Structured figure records
++++

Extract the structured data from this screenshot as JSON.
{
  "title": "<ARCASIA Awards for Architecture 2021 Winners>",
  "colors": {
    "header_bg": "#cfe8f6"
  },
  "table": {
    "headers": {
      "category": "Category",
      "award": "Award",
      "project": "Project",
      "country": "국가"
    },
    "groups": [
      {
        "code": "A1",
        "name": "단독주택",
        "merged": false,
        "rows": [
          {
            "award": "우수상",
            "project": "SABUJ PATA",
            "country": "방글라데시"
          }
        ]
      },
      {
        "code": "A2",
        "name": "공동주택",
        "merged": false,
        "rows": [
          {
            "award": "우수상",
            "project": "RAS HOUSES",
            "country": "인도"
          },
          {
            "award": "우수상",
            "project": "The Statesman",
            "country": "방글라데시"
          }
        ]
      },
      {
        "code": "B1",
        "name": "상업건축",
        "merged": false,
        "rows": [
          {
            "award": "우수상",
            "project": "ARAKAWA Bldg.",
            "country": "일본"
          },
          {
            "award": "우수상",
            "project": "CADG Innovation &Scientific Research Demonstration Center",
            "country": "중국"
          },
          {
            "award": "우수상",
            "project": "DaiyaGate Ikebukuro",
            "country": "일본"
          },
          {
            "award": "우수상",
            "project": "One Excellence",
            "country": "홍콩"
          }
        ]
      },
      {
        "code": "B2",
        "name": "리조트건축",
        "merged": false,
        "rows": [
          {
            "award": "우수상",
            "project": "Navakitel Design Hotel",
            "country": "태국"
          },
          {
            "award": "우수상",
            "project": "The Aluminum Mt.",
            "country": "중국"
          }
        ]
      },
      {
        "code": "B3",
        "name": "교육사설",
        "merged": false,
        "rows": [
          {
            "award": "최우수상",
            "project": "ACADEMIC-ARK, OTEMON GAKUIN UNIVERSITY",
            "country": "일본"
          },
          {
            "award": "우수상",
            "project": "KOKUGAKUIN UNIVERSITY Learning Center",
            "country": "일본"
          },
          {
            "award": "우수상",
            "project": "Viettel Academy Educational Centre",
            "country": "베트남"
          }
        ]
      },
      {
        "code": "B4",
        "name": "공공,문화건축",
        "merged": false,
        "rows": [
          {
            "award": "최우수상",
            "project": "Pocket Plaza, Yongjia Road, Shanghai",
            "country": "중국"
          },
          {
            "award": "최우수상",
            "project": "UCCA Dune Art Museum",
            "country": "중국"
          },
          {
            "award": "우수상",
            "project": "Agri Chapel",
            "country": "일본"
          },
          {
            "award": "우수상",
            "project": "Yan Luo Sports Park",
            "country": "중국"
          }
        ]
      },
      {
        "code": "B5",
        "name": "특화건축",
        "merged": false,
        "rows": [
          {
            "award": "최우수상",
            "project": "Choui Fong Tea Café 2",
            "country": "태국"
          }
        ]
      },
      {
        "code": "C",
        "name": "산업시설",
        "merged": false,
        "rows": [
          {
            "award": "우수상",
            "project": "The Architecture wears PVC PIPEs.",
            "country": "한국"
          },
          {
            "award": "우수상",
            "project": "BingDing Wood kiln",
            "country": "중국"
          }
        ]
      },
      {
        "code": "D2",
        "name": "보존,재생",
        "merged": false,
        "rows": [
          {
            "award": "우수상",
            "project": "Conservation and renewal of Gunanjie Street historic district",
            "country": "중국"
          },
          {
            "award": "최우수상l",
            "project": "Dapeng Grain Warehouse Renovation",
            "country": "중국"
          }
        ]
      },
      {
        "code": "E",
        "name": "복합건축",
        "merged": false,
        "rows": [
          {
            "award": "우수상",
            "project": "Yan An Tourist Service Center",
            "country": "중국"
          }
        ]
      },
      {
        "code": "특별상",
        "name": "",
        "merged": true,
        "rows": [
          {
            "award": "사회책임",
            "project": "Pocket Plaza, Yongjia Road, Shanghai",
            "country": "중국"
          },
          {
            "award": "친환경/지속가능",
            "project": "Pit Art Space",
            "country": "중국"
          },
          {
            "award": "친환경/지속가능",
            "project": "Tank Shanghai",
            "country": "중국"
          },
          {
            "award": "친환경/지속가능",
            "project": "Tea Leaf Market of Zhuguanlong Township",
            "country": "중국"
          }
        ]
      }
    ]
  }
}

++++

### REQUIREMENT
Copy out all of the records above with nothing altered.

### THE REPLY
Extract the structured data from this screenshot as JSON.
{
  "title": "<ARCASIA Awards for Architecture 2021 Winners>",
  "colors": {
    "header_bg": "#cfe8f6"
  },
  "table": {
    "headers": {
      "category": "Category",
      "award": "Award",
      "project": "Project",
      "country": "국가"
    },
    "groups": [
      {
        "code": "A1",
        "name": "단독주택",
        "merged": false,
        "rows": [
          {
            "award": "우수상",
            "project": "SABUJ PATA",
            "country": "방글라데시"
          }
        ]
      },
      {
        "code": "A2",
        "name": "공동주택",
        "merged": false,
        "rows": [
          {
            "award": "우수상",
            "project": "RAS HOUSES",
            "country": "인도"
          },
          {
            "award": "우수상",
            "project": "The Statesman",
            "country": "방글라데시"
          }
        ]
      },
      {
        "code": "B1",
        "name": "상업건축",
        "merged": false,
        "rows": [
          {
            "award": "우수상",
            "project": "ARAKAWA Bldg.",
            "country": "일본"
          },
          {
            "award": "우수상",
            "project": "CADG Innovation &Scientific Research Demonstration Center",
            "country": "중국"
          },
          {
            "award": "우수상",
            "project": "DaiyaGate Ikebukuro",
            "country": "일본"
          },
          {
            "award": "우수상",
            "project": "One Excellence",
            "country": "홍콩"
          }
        ]
      },
      {
        "code": "B2",
        "name": "리조트건축",
        "merged": false,
        "rows": [
          {
            "award": "우수상",
            "project": "Navakitel Design Hotel",
            "country": "태국"
          },
          {
            "award": "우수상",
            "project": "The Aluminum Mt.",
            "country": "중국"
          }
        ]
      },
      {
        "code": "B3",
        "name": "교육사설",
        "merged": false,
        "rows": [
          {
            "award": "최우수상",
            "project": "ACADEMIC-ARK, OTEMON GAKUIN UNIVERSITY",
            "country": "일본"
          },
          {
            "award": "우수상",
            "project": "KOKUGAKUIN UNIVERSITY Learning Center",
            "country": "일본"
          },
          {
            "award": "우수상",
            "project": "Viettel Academy Educational Centre",
            "country": "베트남"
          }
        ]
      },
      {
        "code": "B4",
        "name": "공공,문화건축",
        "merged": false,
        "rows": [
          {
            "award": "최우수상",
            "project": "Pocket Plaza, Yongjia Road, Shanghai",
            "country": "중국"
          },
          {
            "award": "최우수상",
            "project": "UCCA Dune Art Museum",
            "country": "중국"
          },
          {
            "award": "우수상",
            "project": "Agri Chapel",
            "country": "일본"
          },
          {
            "award": "우수상",
            "project": "Yan Luo Sports Park",
            "country": "중국"
          }
        ]
      },
      {
        "code": "B5",
        "name": "특화건축",
        "merged": false,
        "rows": [
          {
            "award": "최우수상",
            "project": "Choui Fong Tea Café 2",
            "country": "태국"
          }
        ]
      },
      {
        "code": "C",
        "name": "산업시설",
        "merged": false,
        "rows": [
          {
            "award": "우수상",
            "project": "The Architecture wears PVC PIPEs.",
            "country": "한국"
          },
          {
            "award": "우수상",
            "project": "BingDing Wood kiln",
            "country": "중국"
          }
        ]
      },
      {
        "code": "D2",
        "name": "보존,재생",
        "merged": false,
        "rows": [
          {
            "award": "우수상",
            "project": "Conservation and renewal of Gunanjie Street historic district",
            "country": "중국"
          },
          {
            "award": "최우수상l",
            "project": "Dapeng Grain Warehouse Renovation",
            "country": "중국"
          }
        ]
      },
      {
        "code": "E",
        "name": "복합건축",
        "merged": false,
        "rows": [
          {
            "award": "우수상",
            "project": "Yan An Tourist Service Center",
            "country": "중국"
          }
        ]
      },
      {
        "code": "특별상",
        "name": "",
        "merged": true,
        "rows": [
          {
            "award": "사회책임",
            "project": "Pocket Plaza, Yongjia Road, Shanghai",
            "country": "중국"
          },
          {
            "award": "친환경/지속가능",
            "project": "Pit Art Space",
            "country": "중국"
          },
          {
            "award": "친환경/지속가능",
            "project": "Tank Shanghai",
            "country": "중국"
          },
          {
            "award": "친환경/지속가능",
            "project": "Tea Leaf Market of Zhuguanlong Township",
            "country": "중국"
          }
        ]
      }
    ]
  }
}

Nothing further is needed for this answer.